Stated task.
Go through the lines below. Copy those with "NOAA".
════════
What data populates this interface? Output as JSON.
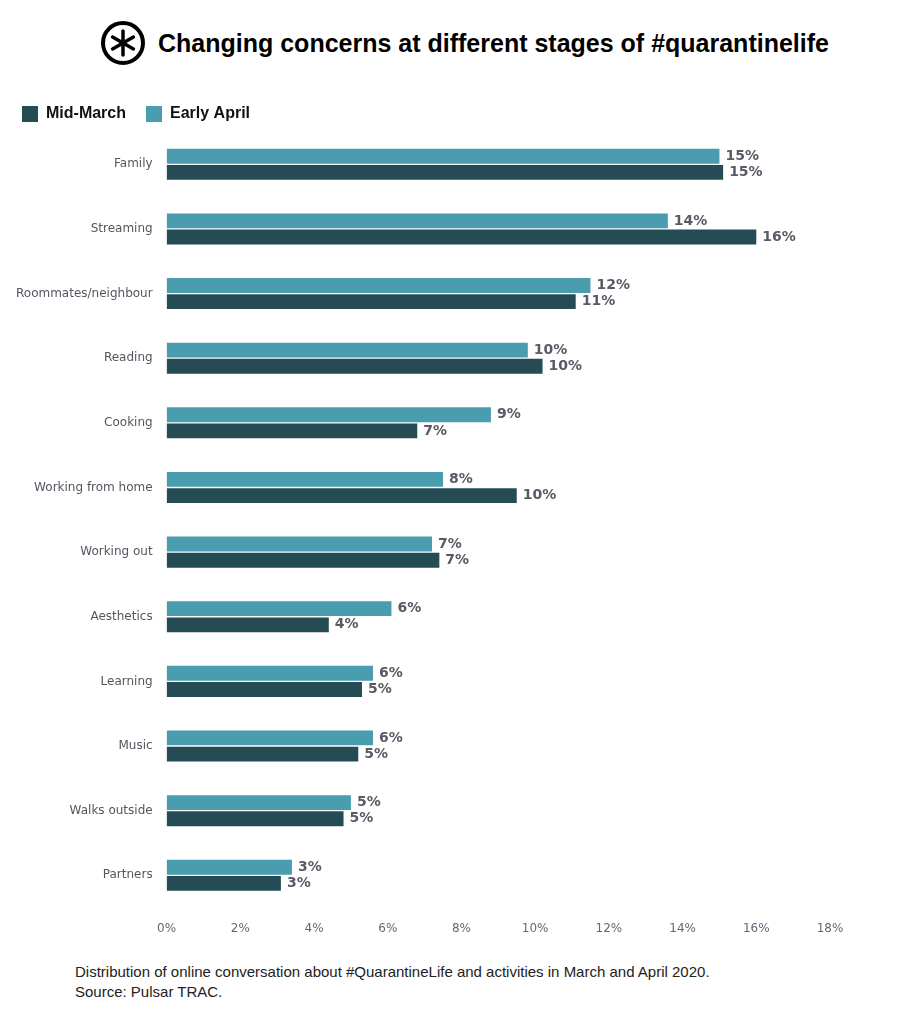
{
  "chart_data": {
    "type": "bar",
    "title": "Changing concerns at different stages of #quarantinelife",
    "caption": "Distribution of online conversation about #QuarantineLife and activities in March and April 2020. Source: Pulsar TRAC.",
    "orientation": "horizontal",
    "categories": [
      "Family",
      "Streaming",
      "Roommates/neighbour",
      "Reading",
      "Cooking",
      "Working from home",
      "Working out",
      "Aesthetics",
      "Learning",
      "Music",
      "Walks outside",
      "Partners"
    ],
    "series": [
      {
        "name": "Mid-March",
        "color": "#254b55",
        "values": [
          15.1,
          16.0,
          11.1,
          10.2,
          6.8,
          9.5,
          7.4,
          4.4,
          5.3,
          5.2,
          4.8,
          3.1
        ],
        "value_labels": [
          "15%",
          "16%",
          "11%",
          "10%",
          "7%",
          "10%",
          "7%",
          "4%",
          "5%",
          "5%",
          "5%",
          "3%"
        ]
      },
      {
        "name": "Early April",
        "color": "#4a9daf",
        "values": [
          15.0,
          13.6,
          11.5,
          9.8,
          8.8,
          7.5,
          7.2,
          6.1,
          5.6,
          5.6,
          5.0,
          3.4
        ],
        "value_labels": [
          "15%",
          "14%",
          "12%",
          "10%",
          "9%",
          "8%",
          "7%",
          "6%",
          "6%",
          "6%",
          "5%",
          "3%"
        ]
      }
    ],
    "xlim": [
      0,
      18
    ],
    "xticks": [
      {
        "value": 0,
        "label": "0%"
      },
      {
        "value": 2,
        "label": "2%"
      },
      {
        "value": 4,
        "label": "4%"
      },
      {
        "value": 6,
        "label": "6%"
      },
      {
        "value": 8,
        "label": "8%"
      },
      {
        "value": 10,
        "label": "10%"
      },
      {
        "value": 12,
        "label": "12%"
      },
      {
        "value": 14,
        "label": "14%"
      },
      {
        "value": 16,
        "label": "16%"
      },
      {
        "value": 18,
        "label": "18%"
      }
    ],
    "grid": false,
    "legend": "top-left",
    "data_labels": true
  }
}
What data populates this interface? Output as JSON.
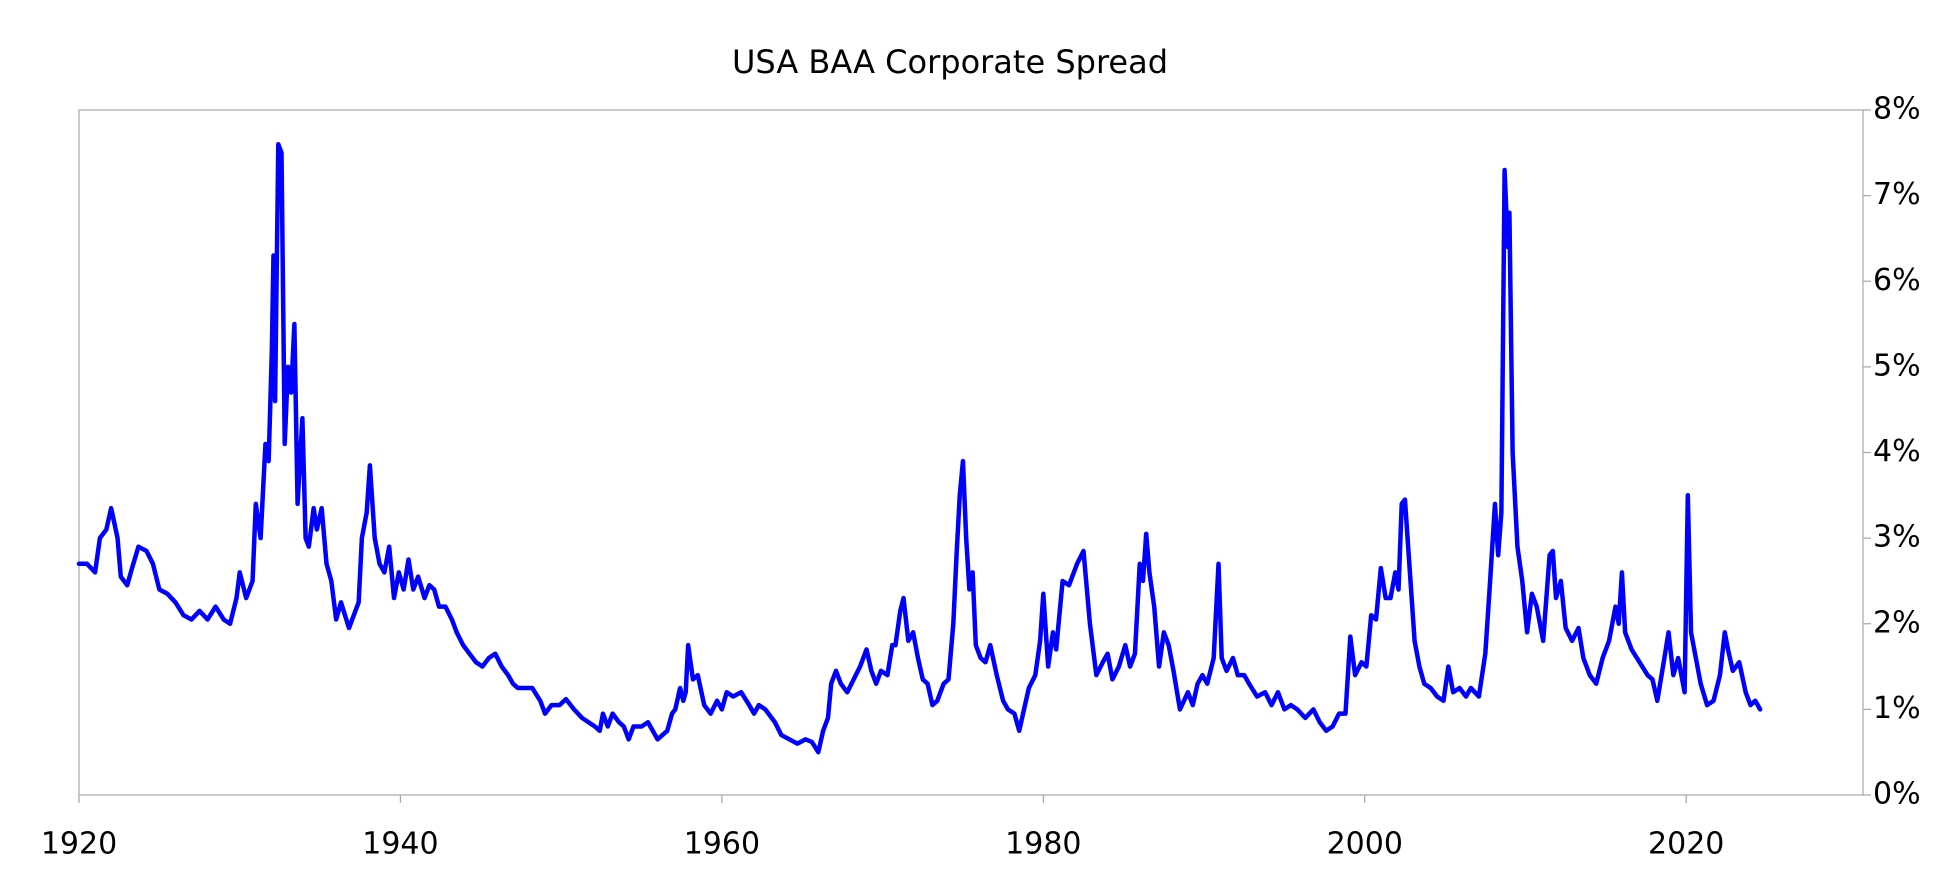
{
  "chart_data": {
    "type": "line",
    "title": "USA BAA Corporate Spread",
    "color": "#0000ff",
    "x": [
      1920,
      1920.5,
      1921,
      1921.3,
      1921.7,
      1922,
      1922.4,
      1922.6,
      1923,
      1923.3,
      1923.7,
      1924.2,
      1924.6,
      1925,
      1925.5,
      1926,
      1926.5,
      1927,
      1927.5,
      1928,
      1928.5,
      1929,
      1929.4,
      1929.8,
      1930,
      1930.4,
      1930.8,
      1931,
      1931.3,
      1931.6,
      1931.8,
      1932,
      1932.1,
      1932.2,
      1932.4,
      1932.6,
      1932.8,
      1933,
      1933.2,
      1933.4,
      1933.6,
      1933.9,
      1934.1,
      1934.3,
      1934.6,
      1934.8,
      1935.1,
      1935.4,
      1935.7,
      1936,
      1936.3,
      1936.8,
      1937.1,
      1937.4,
      1937.6,
      1937.9,
      1938.1,
      1938.4,
      1938.7,
      1939,
      1939.3,
      1939.6,
      1939.9,
      1940.2,
      1940.5,
      1940.8,
      1941.1,
      1941.5,
      1941.8,
      1942.1,
      1942.4,
      1942.8,
      1943.2,
      1943.5,
      1943.9,
      1944.3,
      1944.7,
      1945.1,
      1945.5,
      1945.9,
      1946.3,
      1946.7,
      1947,
      1947.3,
      1947.7,
      1948.2,
      1948.7,
      1949,
      1949.4,
      1949.9,
      1950.3,
      1950.8,
      1951.3,
      1951.7,
      1952.1,
      1952.4,
      1952.6,
      1952.9,
      1953.2,
      1953.6,
      1953.9,
      1954.2,
      1954.5,
      1955,
      1955.4,
      1955.7,
      1956,
      1956.3,
      1956.6,
      1956.9,
      1957.1,
      1957.4,
      1957.6,
      1957.75,
      1957.9,
      1958.2,
      1958.5,
      1958.9,
      1959.3,
      1959.7,
      1960,
      1960.3,
      1960.7,
      1961.2,
      1961.7,
      1962,
      1962.3,
      1962.7,
      1963.3,
      1963.7,
      1964.2,
      1964.7,
      1965.2,
      1965.6,
      1966,
      1966.3,
      1966.6,
      1966.8,
      1967.1,
      1967.4,
      1967.8,
      1968.2,
      1968.6,
      1969,
      1969.3,
      1969.6,
      1969.9,
      1970.3,
      1970.6,
      1970.8,
      1971.1,
      1971.3,
      1971.6,
      1971.9,
      1972.2,
      1972.5,
      1972.8,
      1973.1,
      1973.4,
      1973.8,
      1974.1,
      1974.4,
      1974.6,
      1974.8,
      1975,
      1975.2,
      1975.4,
      1975.6,
      1975.8,
      1976.1,
      1976.4,
      1976.7,
      1977.1,
      1977.5,
      1977.8,
      1978.2,
      1978.5,
      1978.8,
      1979.1,
      1979.5,
      1979.8,
      1980,
      1980.3,
      1980.6,
      1980.8,
      1981.2,
      1981.6,
      1982.1,
      1982.5,
      1982.9,
      1983.3,
      1983.7,
      1984,
      1984.3,
      1984.7,
      1985.1,
      1985.4,
      1985.7,
      1986,
      1986.2,
      1986.4,
      1986.6,
      1986.9,
      1987.2,
      1987.5,
      1987.8,
      1988.1,
      1988.5,
      1989,
      1989.3,
      1989.6,
      1989.9,
      1990.2,
      1990.6,
      1990.9,
      1991.1,
      1991.4,
      1991.8,
      1992.1,
      1992.5,
      1992.8,
      1993.3,
      1993.8,
      1994.2,
      1994.6,
      1995,
      1995.4,
      1995.8,
      1996.3,
      1996.8,
      1997.2,
      1997.6,
      1998,
      1998.4,
      1998.8,
      1999.1,
      1999.4,
      1999.8,
      2000.1,
      2000.4,
      2000.7,
      2001,
      2001.3,
      2001.6,
      2001.9,
      2002.1,
      2002.3,
      2002.5,
      2002.7,
      2003.1,
      2003.4,
      2003.7,
      2004.1,
      2004.5,
      2004.9,
      2005.2,
      2005.5,
      2005.9,
      2006.3,
      2006.6,
      2007.1,
      2007.5,
      2007.8,
      2008.1,
      2008.3,
      2008.5,
      2008.7,
      2008.9,
      2009,
      2009.2,
      2009.5,
      2009.8,
      2010.1,
      2010.4,
      2010.7,
      2011.1,
      2011.5,
      2011.7,
      2011.9,
      2012.2,
      2012.5,
      2012.9,
      2013.3,
      2013.6,
      2014,
      2014.4,
      2014.8,
      2015.2,
      2015.6,
      2015.8,
      2016,
      2016.2,
      2016.6,
      2017.1,
      2017.6,
      2017.9,
      2018.2,
      2018.6,
      2018.9,
      2019.2,
      2019.5,
      2019.8,
      2019.9,
      2020.1,
      2020.3,
      2020.6,
      2020.9,
      2021.3,
      2021.7,
      2022.1,
      2022.4,
      2022.6,
      2022.9,
      2023.3,
      2023.7,
      2024,
      2024.3,
      2024.6
    ],
    "values": [
      2.7,
      2.7,
      2.6,
      3.0,
      3.1,
      3.35,
      3.0,
      2.55,
      2.45,
      2.65,
      2.9,
      2.85,
      2.7,
      2.4,
      2.35,
      2.25,
      2.1,
      2.05,
      2.15,
      2.05,
      2.2,
      2.05,
      2.0,
      2.3,
      2.6,
      2.3,
      2.5,
      3.4,
      3.0,
      4.1,
      3.9,
      5.2,
      6.3,
      4.6,
      7.6,
      7.5,
      4.1,
      5.0,
      4.7,
      5.5,
      3.4,
      4.4,
      3.0,
      2.9,
      3.35,
      3.1,
      3.35,
      2.7,
      2.5,
      2.05,
      2.25,
      1.95,
      2.1,
      2.25,
      3.0,
      3.3,
      3.85,
      3.0,
      2.7,
      2.6,
      2.9,
      2.3,
      2.6,
      2.4,
      2.75,
      2.4,
      2.55,
      2.3,
      2.45,
      2.4,
      2.2,
      2.2,
      2.05,
      1.9,
      1.75,
      1.65,
      1.55,
      1.5,
      1.6,
      1.65,
      1.5,
      1.4,
      1.3,
      1.25,
      1.25,
      1.25,
      1.1,
      0.95,
      1.05,
      1.05,
      1.12,
      1.0,
      0.9,
      0.85,
      0.8,
      0.75,
      0.95,
      0.8,
      0.95,
      0.85,
      0.8,
      0.65,
      0.8,
      0.8,
      0.85,
      0.75,
      0.65,
      0.7,
      0.75,
      0.95,
      1.0,
      1.25,
      1.1,
      1.2,
      1.75,
      1.35,
      1.4,
      1.05,
      0.95,
      1.1,
      1.0,
      1.2,
      1.15,
      1.2,
      1.05,
      0.95,
      1.05,
      1.0,
      0.85,
      0.7,
      0.65,
      0.6,
      0.65,
      0.62,
      0.5,
      0.75,
      0.9,
      1.3,
      1.45,
      1.3,
      1.2,
      1.35,
      1.5,
      1.7,
      1.45,
      1.3,
      1.45,
      1.4,
      1.75,
      1.75,
      2.15,
      2.3,
      1.8,
      1.9,
      1.6,
      1.35,
      1.3,
      1.05,
      1.1,
      1.3,
      1.35,
      2.0,
      2.8,
      3.5,
      3.9,
      3.0,
      2.4,
      2.6,
      1.75,
      1.6,
      1.55,
      1.75,
      1.4,
      1.1,
      1.0,
      0.95,
      0.75,
      1.0,
      1.25,
      1.4,
      1.8,
      2.35,
      1.5,
      1.9,
      1.7,
      2.5,
      2.45,
      2.7,
      2.85,
      2.0,
      1.4,
      1.55,
      1.65,
      1.35,
      1.5,
      1.75,
      1.5,
      1.65,
      2.7,
      2.5,
      3.05,
      2.6,
      2.2,
      1.5,
      1.9,
      1.75,
      1.45,
      1.0,
      1.2,
      1.05,
      1.3,
      1.4,
      1.3,
      1.6,
      2.7,
      1.6,
      1.45,
      1.6,
      1.4,
      1.4,
      1.3,
      1.15,
      1.2,
      1.05,
      1.2,
      1.0,
      1.05,
      1.0,
      0.9,
      1.0,
      0.85,
      0.75,
      0.8,
      0.95,
      0.95,
      1.85,
      1.4,
      1.55,
      1.5,
      2.1,
      2.05,
      2.65,
      2.3,
      2.3,
      2.6,
      2.4,
      3.4,
      3.45,
      2.9,
      1.8,
      1.5,
      1.3,
      1.25,
      1.15,
      1.1,
      1.5,
      1.2,
      1.25,
      1.15,
      1.25,
      1.15,
      1.65,
      2.5,
      3.4,
      2.8,
      3.3,
      7.3,
      6.4,
      6.8,
      4.0,
      2.9,
      2.5,
      1.9,
      2.35,
      2.2,
      1.8,
      2.8,
      2.85,
      2.3,
      2.5,
      1.95,
      1.8,
      1.95,
      1.6,
      1.4,
      1.3,
      1.6,
      1.8,
      2.2,
      2.0,
      2.6,
      1.9,
      1.7,
      1.55,
      1.4,
      1.35,
      1.1,
      1.55,
      1.9,
      1.4,
      1.6,
      1.3,
      1.2,
      3.5,
      1.9,
      1.6,
      1.3,
      1.05,
      1.1,
      1.4,
      1.9,
      1.7,
      1.45,
      1.55,
      1.2,
      1.05,
      1.1,
      1.0
    ],
    "xlim": [
      1920,
      2031
    ],
    "xticks": [
      1920,
      1940,
      1960,
      1980,
      2000,
      2020
    ],
    "ylim": [
      0,
      8
    ],
    "yticks": [
      {
        "value": 0,
        "label": "0%"
      },
      {
        "value": 1,
        "label": "1%"
      },
      {
        "value": 2,
        "label": "2%"
      },
      {
        "value": 3,
        "label": "3%"
      },
      {
        "value": 4,
        "label": "4%"
      },
      {
        "value": 5,
        "label": "5%"
      },
      {
        "value": 6,
        "label": "6%"
      },
      {
        "value": 7,
        "label": "7%"
      },
      {
        "value": 8,
        "label": "8%"
      }
    ]
  }
}
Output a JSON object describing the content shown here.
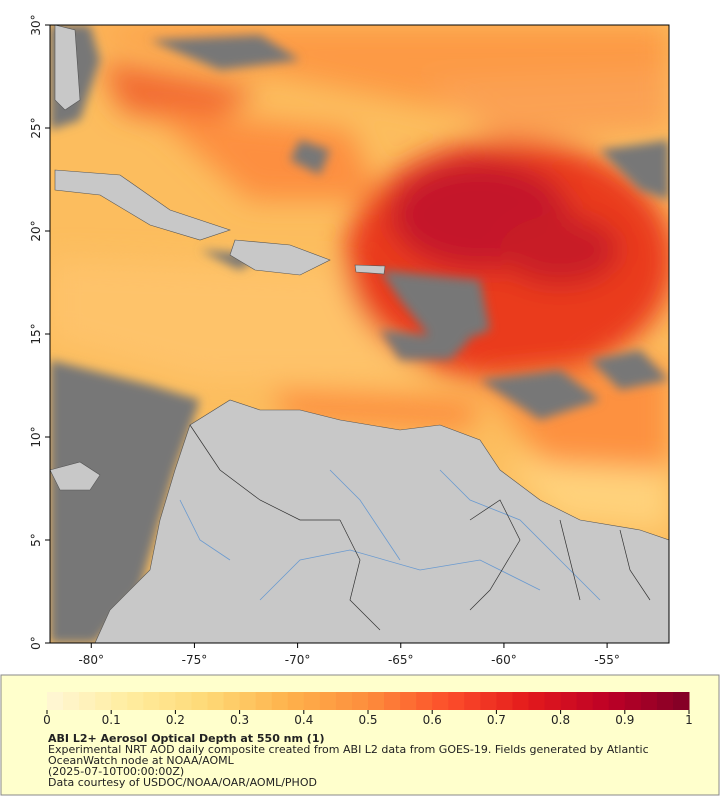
{
  "map": {
    "xlim": [
      -82,
      -52
    ],
    "ylim": [
      0,
      30
    ],
    "xticks": [
      {
        "value": -80,
        "label": "-80°"
      },
      {
        "value": -75,
        "label": "-75°"
      },
      {
        "value": -70,
        "label": "-70°"
      },
      {
        "value": -65,
        "label": "-65°"
      },
      {
        "value": -60,
        "label": "-60°"
      },
      {
        "value": -55,
        "label": "-55°"
      }
    ],
    "yticks": [
      {
        "value": 0,
        "label": "0°"
      },
      {
        "value": 5,
        "label": "5°"
      },
      {
        "value": 10,
        "label": "10°"
      },
      {
        "value": 15,
        "label": "15°"
      },
      {
        "value": 20,
        "label": "20°"
      },
      {
        "value": 25,
        "label": "25°"
      },
      {
        "value": 30,
        "label": "30°"
      }
    ]
  },
  "colorbar": {
    "range": [
      0,
      1
    ],
    "ticks": [
      0,
      0.1,
      0.2,
      0.3,
      0.4,
      0.5,
      0.6,
      0.7,
      0.8,
      0.9,
      1
    ],
    "colors": [
      "#fff7d6",
      "#ffeda0",
      "#fed976",
      "#feb24c",
      "#fd8d3c",
      "#fc4e2a",
      "#e31a1c",
      "#bd0026",
      "#800026"
    ]
  },
  "caption": {
    "title": "ABI L2+ Aerosol Optical Depth at 550 nm (1)",
    "lines": [
      "Experimental NRT AOD daily composite created from ABI L2 data from GOES-19. Fields generated by Atlantic",
      "OceanWatch node at NOAA/AOML",
      "(2025-07-10T00:00:00Z)",
      "Data courtesy of USDOC/NOAA/OAR/AOML/PHOD"
    ]
  }
}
════════
Written response.
      "OceanWatch node at NOAA/AOML",
      "Data courtesy of USDOC/NOAA/OAR/AOML/PHOD"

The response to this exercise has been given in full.